═══ GIVEN RECORDS ═══
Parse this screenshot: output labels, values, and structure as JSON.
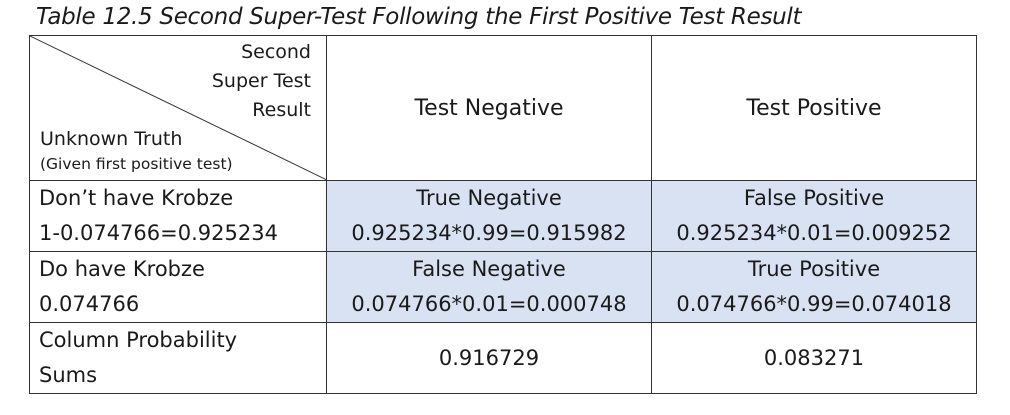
{
  "caption": "Table 12.5 Second Super-Test Following the First Positive Test Result",
  "corner": {
    "top_lines": [
      "Second",
      "Super Test",
      "Result"
    ],
    "bottom_line1": "Unknown Truth",
    "bottom_line2": "(Given first positive test)"
  },
  "columns": [
    "Test Negative",
    "Test Positive"
  ],
  "rows": [
    {
      "label": "Don’t have Krobze",
      "sublabel": "1-0.074766=0.925234",
      "cells": [
        {
          "title": "True Negative",
          "value": "0.925234*0.99=0.915982"
        },
        {
          "title": "False Positive",
          "value": "0.925234*0.01=0.009252"
        }
      ]
    },
    {
      "label": "Do have Krobze",
      "sublabel": "0.074766",
      "cells": [
        {
          "title": "False Negative",
          "value": "0.074766*0.01=0.000748"
        },
        {
          "title": "True Positive",
          "value": "0.074766*0.99=0.074018"
        }
      ]
    }
  ],
  "sums": {
    "label_line1": "Column Probability",
    "label_line2": "Sums",
    "values": [
      "0.916729",
      "0.083271"
    ]
  }
}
═══
**WORK INSTRUCTIONS**
Exact duplication of all the records is required; pictures are omitted from the copy.

**ANSWER TO THIS TASK**
Parse this screenshot: output labels, values, and structure as JSON.
{
  "caption": "Table 12.5 Second Super-Test Following the First Positive Test Result",
  "corner": {
    "top_lines": [
      "Second",
      "Super Test",
      "Result"
    ],
    "bottom_line1": "Unknown Truth",
    "bottom_line2": "(Given first positive test)"
  },
  "columns": [
    "Test Negative",
    "Test Positive"
  ],
  "rows": [
    {
      "label": "Don’t have Krobze",
      "sublabel": "1-0.074766=0.925234",
      "cells": [
        {
          "title": "True Negative",
          "value": "0.925234*0.99=0.915982"
        },
        {
          "title": "False Positive",
          "value": "0.925234*0.01=0.009252"
        }
      ]
    },
    {
      "label": "Do have Krobze",
      "sublabel": "0.074766",
      "cells": [
        {
          "title": "False Negative",
          "value": "0.074766*0.01=0.000748"
        },
        {
          "title": "True Positive",
          "value": "0.074766*0.99=0.074018"
        }
      ]
    }
  ],
  "sums": {
    "label_line1": "Column Probability",
    "label_line2": "Sums",
    "values": [
      "0.916729",
      "0.083271"
    ]
  }
}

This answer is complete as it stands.